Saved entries
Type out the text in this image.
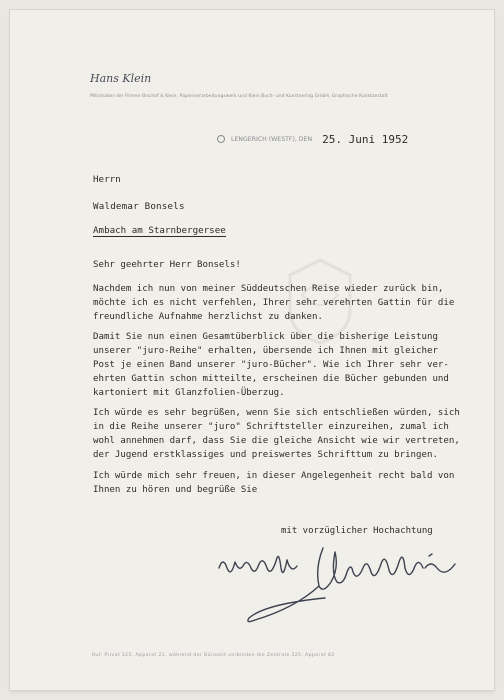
Hans Klein
Mitinhaber der Firmen Bischof & Klein, Papierverarbeitungswerk und Klein Buch- und Kunstverlag GmbH, Graphische Kunstanstalt
LENGERICH (WESTF), DEN 25. Juni 1952
Herrn
Waldemar Bonsels
Ambach am Starnbergersee
Sehr geehrter Herr Bonsels!
Nachdem ich nun von meiner Süddeutschen Reise wieder zurück bin,
möchte ich es nicht verfehlen, Ihrer sehr verehrten Gattin für die
freundliche Aufnahme herzlichst zu danken.
Damit Sie nun einen Gesamtüberblick über die bisherige Leistung
unserer "juro-Reihe" erhalten, übersende ich Ihnen mit gleicher
Post je einen Band unserer "juro-Bücher". Wie ich Ihrer sehr ver-
ehrten Gattin schon mitteilte, erscheinen die Bücher gebunden und
kartoniert mit Glanzfolien-Überzug.
Ich würde es sehr begrüßen, wenn Sie sich entschließen würden, sich
in die Reihe unserer "juro" Schriftsteller einzureihen, zumal ich
wohl annehmen darf, dass Sie die gleiche Ansicht wie wir vertreten,
der Jugend erstklassiges und preiswertes Schrifttum zu bringen.
Ich würde mich sehr freuen, in dieser Angelegenheit recht bald von
Ihnen zu hören und begrüße Sie
mit vorzüglicher Hochachtung
Ruf: Privat 325, Apparat 21, während der Bürozeit verbinden die Zentrale 325, Apparat 82
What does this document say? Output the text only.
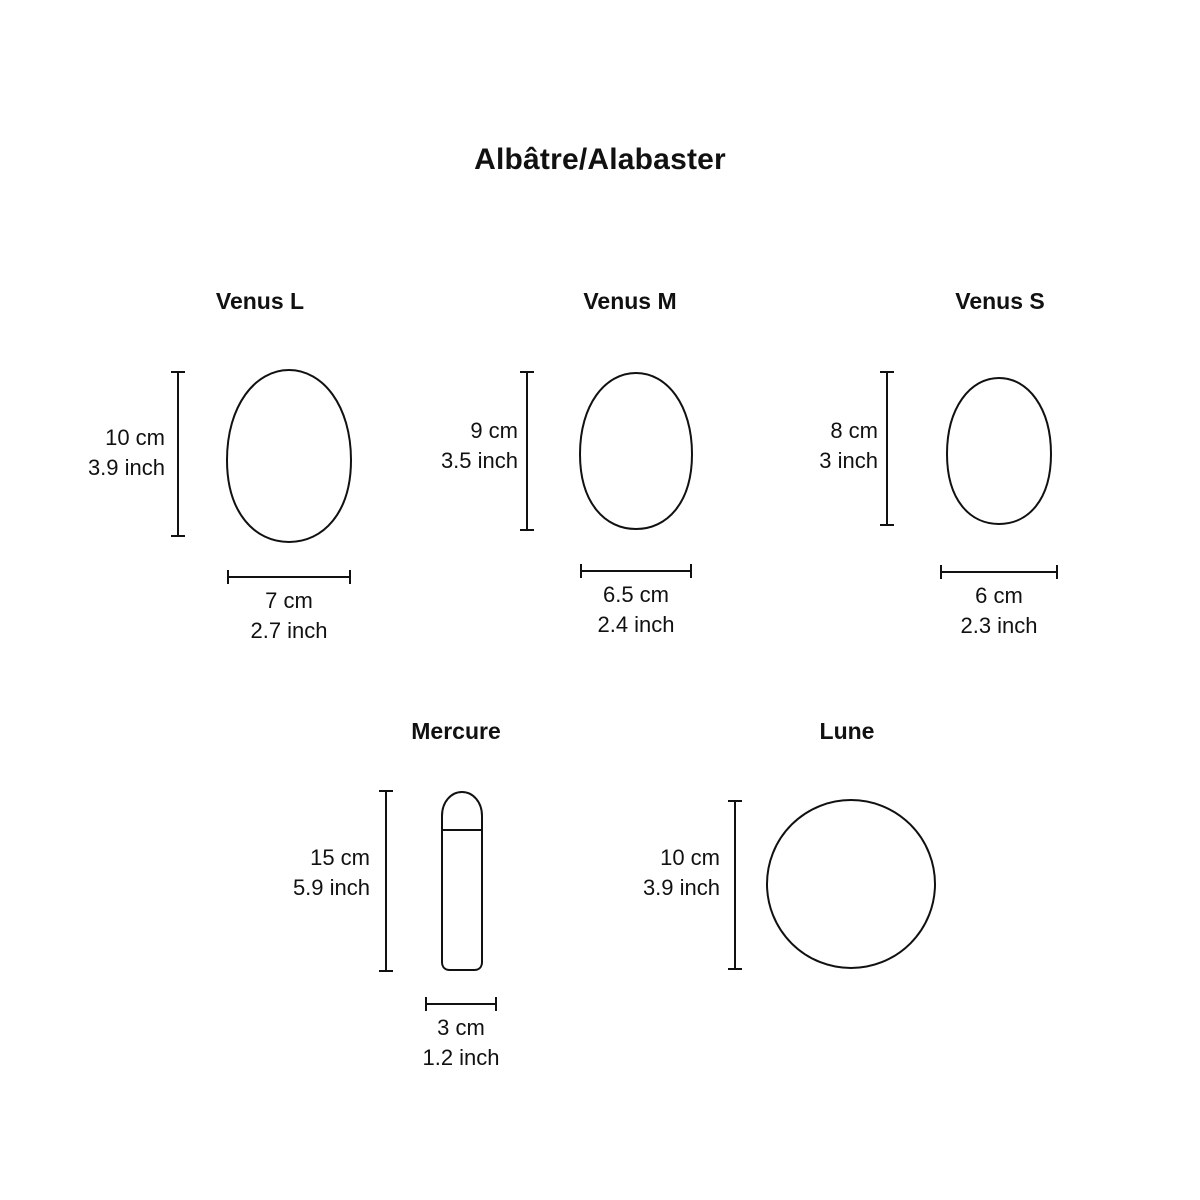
Albâtre/Alabaster
Venus L
10 cm
3.9 inch
7 cm
2.7 inch
Venus M
9 cm
3.5 inch
6.5 cm
2.4 inch
Venus S
8 cm
3 inch
6 cm
2.3 inch
Mercure
15 cm
5.9 inch
3 cm
1.2 inch
Lune
10 cm
3.9 inch
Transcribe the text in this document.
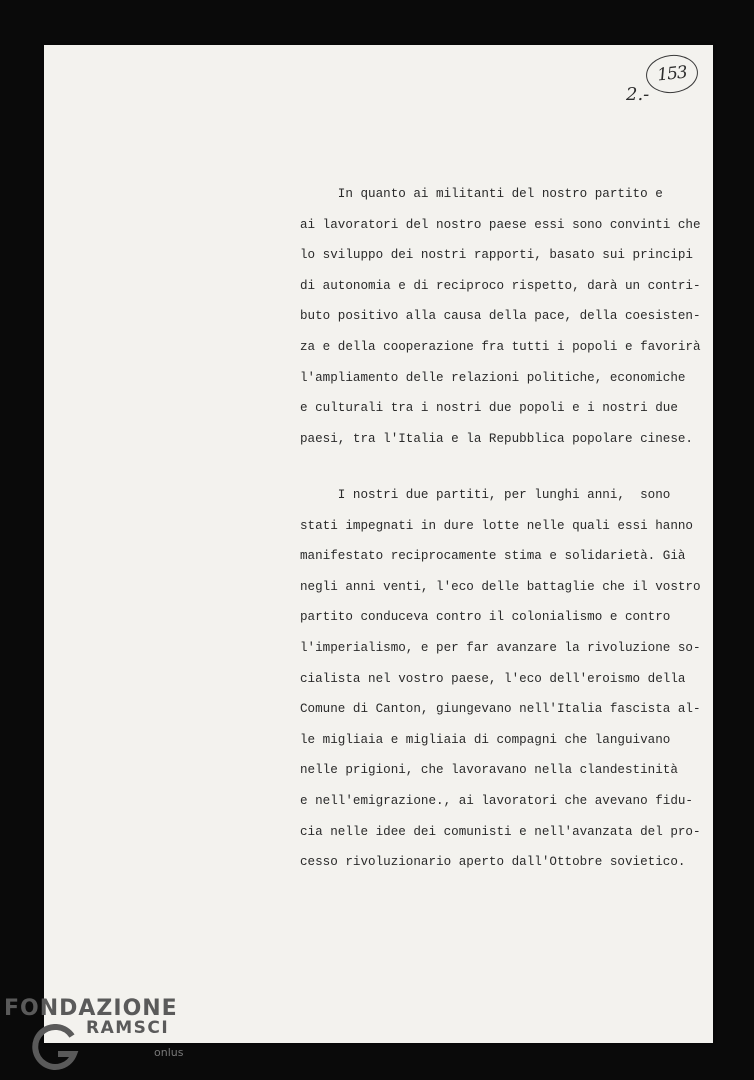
153
2.-
In quanto ai militanti del nostro partito e
ai lavoratori del nostro paese essi sono convinti che
lo sviluppo dei nostri rapporti, basato sui principi
di autonomia e di reciproco rispetto, darà un contri-
buto positivo alla causa della pace, della coesisten-
za e della cooperazione fra tutti i popoli e favorirà
l'ampliamento delle relazioni politiche, economiche
e culturali tra i nostri due popoli e i nostri due
paesi, tra l'Italia e la Repubblica popolare cinese.
I nostri due partiti, per lunghi anni,  sono
stati impegnati in dure lotte nelle quali essi hanno
manifestato reciprocamente stima e solidarietà. Già
negli anni venti, l'eco delle battaglie che il vostro
partito conduceva contro il colonialismo e contro
l'imperialismo, e per far avanzare la rivoluzione so-
cialista nel vostro paese, l'eco dell'eroismo della
Comune di Canton, giungevano nell'Italia fascista al-
le migliaia e migliaia di compagni che languivano
nelle prigioni, che lavoravano nella clandestinità
e nell'emigrazione., ai lavoratori che avevano fidu-
cia nelle idee dei comunisti e nell'avanzata del pro-
cesso rivoluzionario aperto dall'Ottobre sovietico.
FONDAZIONE
RAMSCI
onlus
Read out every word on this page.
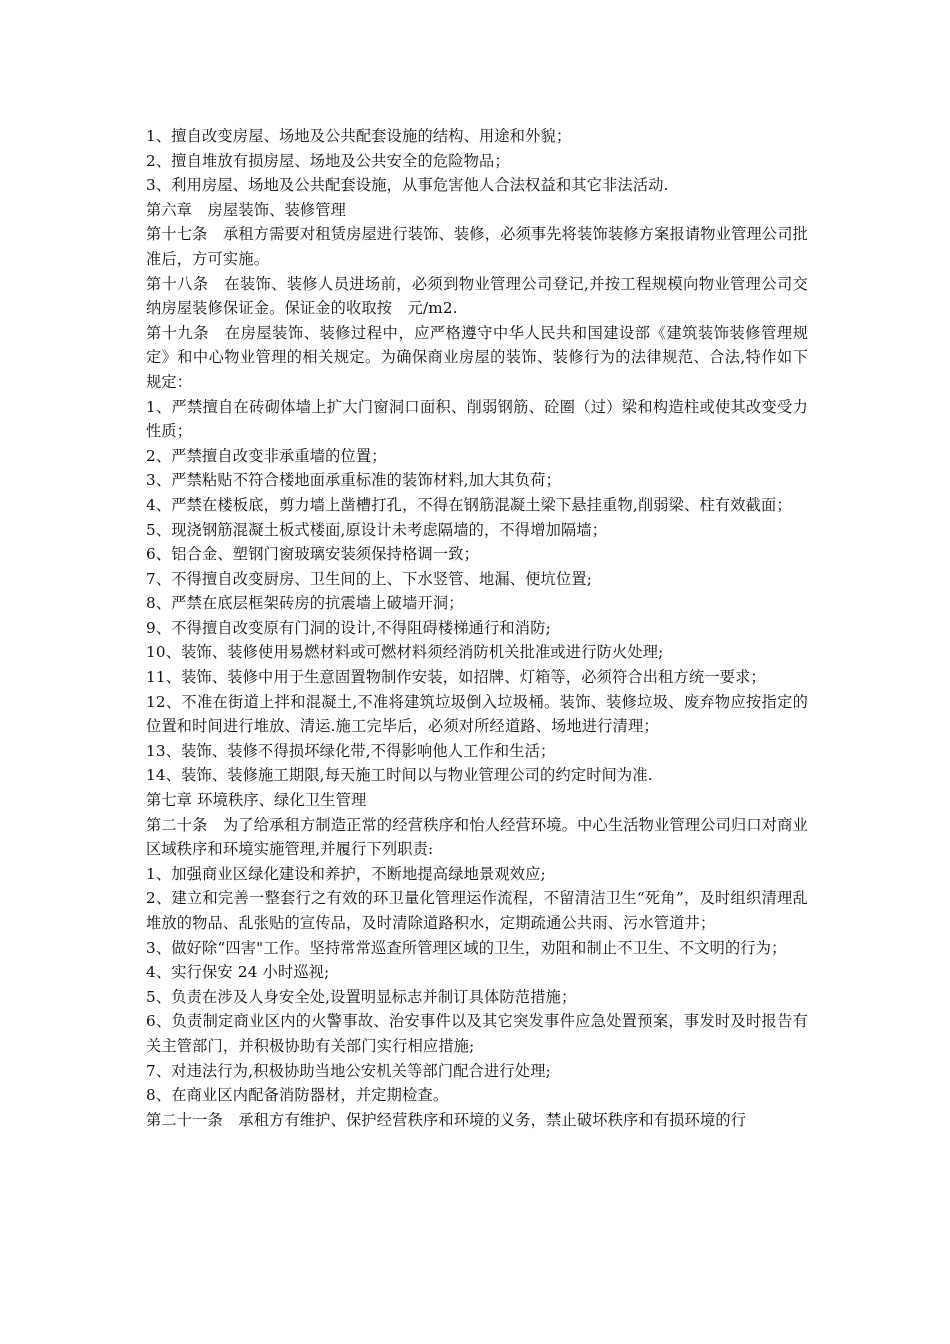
1、擅自改变房屋、场地及公共配套设施的结构、用途和外貌；

2、擅自堆放有损房屋、场地及公共安全的危险物品；

3、利用房屋、场地及公共配套设施，从事危害他人合法权益和其它非法活动.

第六章　房屋装饰、装修管理

第十七条　承租方需要对租赁房屋进行装饰、装修，必须事先将装饰装修方案报请物业管理公司批准后，方可实施。

第十八条　在装饰、装修人员进场前，必须到物业管理公司登记,并按工程规模向物业管理公司交纳房屋装修保证金。保证金的收取按　元/m2.

第十九条　在房屋装饰、装修过程中，应严格遵守中华人民共和国建设部《建筑装饰装修管理规定》和中心物业管理的相关规定。为确保商业房屋的装饰、装修行为的法律规范、合法,特作如下规定：

1、严禁擅自在砖砌体墙上扩大门窗洞口面积、削弱钢筋、砼圈（过）梁和构造柱或使其改变受力性质；

2、严禁擅自改变非承重墙的位置；

3、严禁粘贴不符合楼地面承重标准的装饰材料,加大其负荷；

4、严禁在楼板底，剪力墙上凿槽打孔，不得在钢筋混凝土梁下悬挂重物,削弱梁、柱有效截面；

5、现浇钢筋混凝土板式楼面,原设计未考虑隔墙的，不得增加隔墙；

6、铝合金、塑钢门窗玻璃安装须保持格调一致；

7、不得擅自改变厨房、卫生间的上、下水竖管、地漏、便坑位置;

8、严禁在底层框架砖房的抗震墙上破墙开洞；

9、不得擅自改变原有门洞的设计,不得阻碍楼梯通行和消防;

10、装饰、装修使用易燃材料或可燃材料须经消防机关批准或进行防火处理;

11、装饰、装修中用于生意固置物制作安装，如招牌、灯箱等，必须符合出租方统一要求；

12、不准在街道上拌和混凝土,不准将建筑垃圾倒入垃圾桶。装饰、装修垃圾、废弃物应按指定的位置和时间进行堆放、清运.施工完毕后，必须对所经道路、场地进行清理；

13、装饰、装修不得损坏绿化带,不得影响他人工作和生活；

14、装饰、装修施工期限,每天施工时间以与物业管理公司的约定时间为准.

第七章 环境秩序、绿化卫生管理

第二十条　为了给承租方制造正常的经营秩序和怡人经营环境。中心生活物业管理公司归口对商业区域秩序和环境实施管理,并履行下列职责:

1、加强商业区绿化建设和养护，不断地提高绿地景观效应;

2、建立和完善一整套行之有效的环卫量化管理运作流程，不留清洁卫生“死角”，及时组织清理乱堆放的物品、乱张贴的宣传品，及时清除道路积水，定期疏通公共雨、污水管道井；

3、做好除“四害"工作。坚持常常巡查所管理区域的卫生，劝阻和制止不卫生、不文明的行为；

4、实行保安 24 小时巡视;

5、负责在涉及人身安全处,设置明显标志并制订具体防范措施；

6、负责制定商业区内的火警事故、治安事件以及其它突发事件应急处置预案，事发时及时报告有关主管部门，并积极协助有关部门实行相应措施;

7、对违法行为,积极协助当地公安机关等部门配合进行处理;

8、在商业区内配备消防器材，并定期检查。

第二十一条　承租方有维护、保护经营秩序和环境的义务，禁止破坏秩序和有损环境的行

- **Problem**
Among the lines of the records above, count those holding the string "juro", and report only the number.

- **Result of this task**
3